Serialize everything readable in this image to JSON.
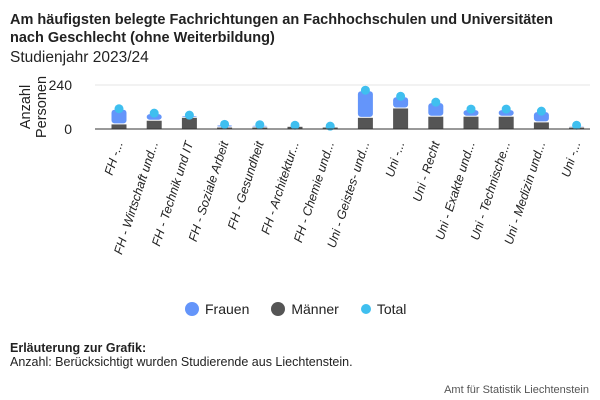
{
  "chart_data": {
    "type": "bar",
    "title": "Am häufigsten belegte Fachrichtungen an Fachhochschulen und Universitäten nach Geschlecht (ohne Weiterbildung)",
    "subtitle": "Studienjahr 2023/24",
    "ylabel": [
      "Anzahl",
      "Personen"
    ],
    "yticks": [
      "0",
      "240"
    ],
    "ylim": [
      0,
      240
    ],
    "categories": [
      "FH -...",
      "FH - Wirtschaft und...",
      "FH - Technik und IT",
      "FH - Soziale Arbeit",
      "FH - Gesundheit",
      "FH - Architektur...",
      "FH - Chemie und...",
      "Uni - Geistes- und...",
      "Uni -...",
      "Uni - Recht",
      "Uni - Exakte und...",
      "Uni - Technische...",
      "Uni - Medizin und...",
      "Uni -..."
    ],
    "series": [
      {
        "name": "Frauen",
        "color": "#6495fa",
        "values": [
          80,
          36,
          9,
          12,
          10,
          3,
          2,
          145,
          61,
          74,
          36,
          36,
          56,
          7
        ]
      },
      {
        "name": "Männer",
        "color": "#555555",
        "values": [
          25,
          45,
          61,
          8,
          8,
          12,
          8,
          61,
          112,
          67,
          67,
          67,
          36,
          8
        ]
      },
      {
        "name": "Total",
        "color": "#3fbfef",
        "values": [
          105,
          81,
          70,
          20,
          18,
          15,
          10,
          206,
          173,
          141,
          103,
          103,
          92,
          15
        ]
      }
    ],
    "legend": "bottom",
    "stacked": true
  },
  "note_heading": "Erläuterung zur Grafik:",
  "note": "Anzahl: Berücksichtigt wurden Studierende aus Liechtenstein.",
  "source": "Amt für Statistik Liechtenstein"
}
******
### [EXERCISE GOAL]
Leave the pictures out and write out every entry exactly as given.

### [ANSWER TO THE EXERCISE]
Serialize everything readable in this image to JSON.
{
  "chart_data": {
    "type": "bar",
    "title": "Am häufigsten belegte Fachrichtungen an Fachhochschulen und Universitäten nach Geschlecht (ohne Weiterbildung)",
    "subtitle": "Studienjahr 2023/24",
    "ylabel": [
      "Anzahl",
      "Personen"
    ],
    "yticks": [
      "0",
      "240"
    ],
    "ylim": [
      0,
      240
    ],
    "categories": [
      "FH -...",
      "FH - Wirtschaft und...",
      "FH - Technik und IT",
      "FH - Soziale Arbeit",
      "FH - Gesundheit",
      "FH - Architektur...",
      "FH - Chemie und...",
      "Uni - Geistes- und...",
      "Uni -...",
      "Uni - Recht",
      "Uni - Exakte und...",
      "Uni - Technische...",
      "Uni - Medizin und...",
      "Uni -..."
    ],
    "series": [
      {
        "name": "Frauen",
        "color": "#6495fa",
        "values": [
          80,
          36,
          9,
          12,
          10,
          3,
          2,
          145,
          61,
          74,
          36,
          36,
          56,
          7
        ]
      },
      {
        "name": "Männer",
        "color": "#555555",
        "values": [
          25,
          45,
          61,
          8,
          8,
          12,
          8,
          61,
          112,
          67,
          67,
          67,
          36,
          8
        ]
      },
      {
        "name": "Total",
        "color": "#3fbfef",
        "values": [
          105,
          81,
          70,
          20,
          18,
          15,
          10,
          206,
          173,
          141,
          103,
          103,
          92,
          15
        ]
      }
    ],
    "legend": "bottom",
    "stacked": true
  },
  "note_heading": "Erläuterung zur Grafik:",
  "note": "Anzahl: Berücksichtigt wurden Studierende aus Liechtenstein.",
  "source": "Amt für Statistik Liechtenstein"
}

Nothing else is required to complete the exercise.